The exercise. Set down every entry word for word. Omit the pictures.

Data excerpts.

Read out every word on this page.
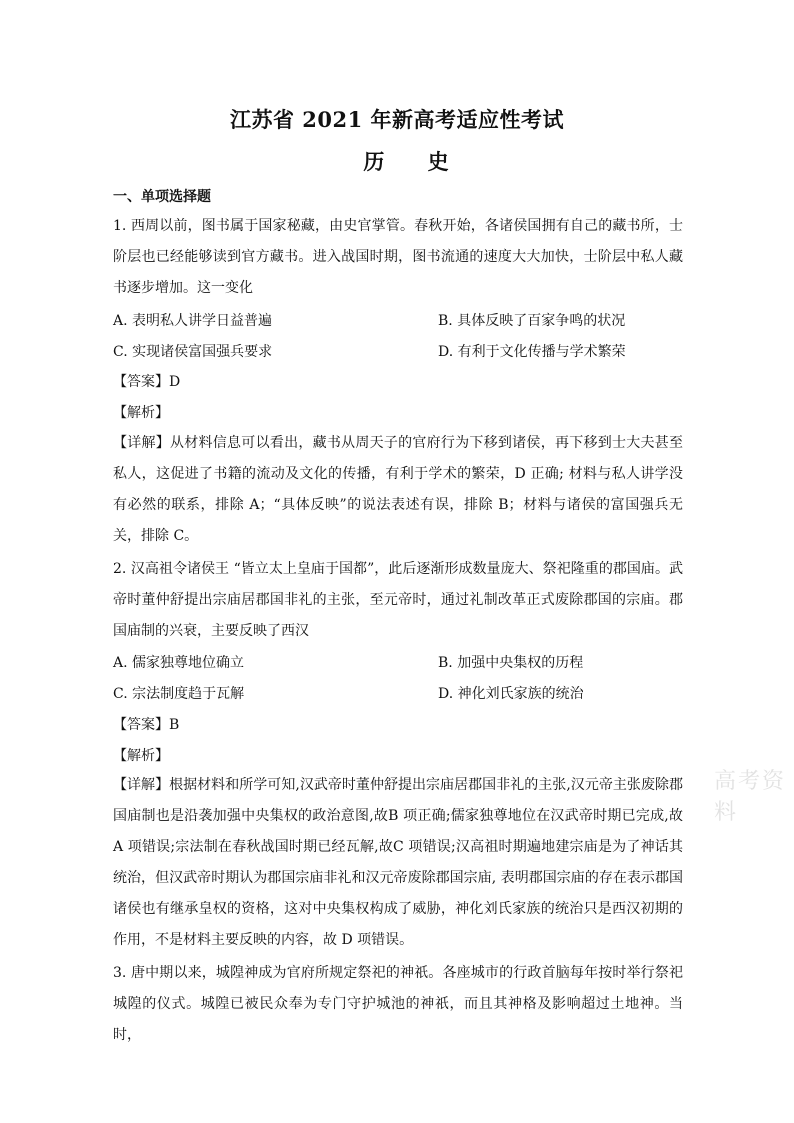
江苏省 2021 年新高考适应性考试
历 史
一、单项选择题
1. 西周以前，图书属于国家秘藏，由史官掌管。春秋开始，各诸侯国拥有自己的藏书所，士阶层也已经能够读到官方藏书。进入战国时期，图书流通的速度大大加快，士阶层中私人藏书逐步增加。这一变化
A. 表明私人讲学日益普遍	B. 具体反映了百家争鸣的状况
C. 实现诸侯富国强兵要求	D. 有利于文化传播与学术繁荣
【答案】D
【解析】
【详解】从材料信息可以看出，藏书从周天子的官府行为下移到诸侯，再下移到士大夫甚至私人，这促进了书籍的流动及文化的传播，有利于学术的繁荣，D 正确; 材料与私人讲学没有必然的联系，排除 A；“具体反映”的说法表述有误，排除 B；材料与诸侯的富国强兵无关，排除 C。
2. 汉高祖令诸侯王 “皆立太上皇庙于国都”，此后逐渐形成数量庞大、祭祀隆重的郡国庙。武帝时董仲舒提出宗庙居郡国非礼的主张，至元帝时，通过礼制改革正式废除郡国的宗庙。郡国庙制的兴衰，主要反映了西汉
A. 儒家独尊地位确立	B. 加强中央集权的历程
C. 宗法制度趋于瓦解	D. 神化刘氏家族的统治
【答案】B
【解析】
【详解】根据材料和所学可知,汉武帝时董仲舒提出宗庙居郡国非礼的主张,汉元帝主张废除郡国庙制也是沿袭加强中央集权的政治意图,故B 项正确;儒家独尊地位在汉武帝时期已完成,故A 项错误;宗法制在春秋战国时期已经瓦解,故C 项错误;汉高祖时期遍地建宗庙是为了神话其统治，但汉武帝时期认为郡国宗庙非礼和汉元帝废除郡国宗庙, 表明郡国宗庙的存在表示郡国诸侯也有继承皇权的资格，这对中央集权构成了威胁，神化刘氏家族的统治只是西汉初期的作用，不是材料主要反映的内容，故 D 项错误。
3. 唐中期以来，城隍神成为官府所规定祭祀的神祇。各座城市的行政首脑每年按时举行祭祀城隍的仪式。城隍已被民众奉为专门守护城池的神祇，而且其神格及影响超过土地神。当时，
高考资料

Written reply.
Read out every word on this page.
江苏省 2021 年新高考适应性考试
历 史
一、单项选择题
1. 西周以前，图书属于国家秘藏，由史官掌管。春秋开始，各诸侯国拥有自己的藏书所，士阶层也已经能够读到官方藏书。进入战国时期，图书流通的速度大大加快，士阶层中私人藏书逐步增加。这一变化
A. 表明私人讲学日益普遍	B. 具体反映了百家争鸣的状况
C. 实现诸侯富国强兵要求	D. 有利于文化传播与学术繁荣
【答案】D
【解析】
【详解】从材料信息可以看出，藏书从周天子的官府行为下移到诸侯，再下移到士大夫甚至私人，这促进了书籍的流动及文化的传播，有利于学术的繁荣，D 正确; 材料与私人讲学没有必然的联系，排除 A；“具体反映”的说法表述有误，排除 B；材料与诸侯的富国强兵无关，排除 C。
2. 汉高祖令诸侯王 “皆立太上皇庙于国都”，此后逐渐形成数量庞大、祭祀隆重的郡国庙。武帝时董仲舒提出宗庙居郡国非礼的主张，至元帝时，通过礼制改革正式废除郡国的宗庙。郡国庙制的兴衰，主要反映了西汉
A. 儒家独尊地位确立	B. 加强中央集权的历程
C. 宗法制度趋于瓦解	D. 神化刘氏家族的统治
【答案】B
【解析】
【详解】根据材料和所学可知,汉武帝时董仲舒提出宗庙居郡国非礼的主张,汉元帝主张废除郡国庙制也是沿袭加强中央集权的政治意图,故B 项正确;儒家独尊地位在汉武帝时期已完成,故A 项错误;宗法制在春秋战国时期已经瓦解,故C 项错误;汉高祖时期遍地建宗庙是为了神话其统治，但汉武帝时期认为郡国宗庙非礼和汉元帝废除郡国宗庙, 表明郡国宗庙的存在表示郡国诸侯也有继承皇权的资格，这对中央集权构成了威胁，神化刘氏家族的统治只是西汉初期的作用，不是材料主要反映的内容，故 D 项错误。
3. 唐中期以来，城隍神成为官府所规定祭祀的神祇。各座城市的行政首脑每年按时举行祭祀城隍的仪式。城隍已被民众奉为专门守护城池的神祇，而且其神格及影响超过土地神。当时，
高考资料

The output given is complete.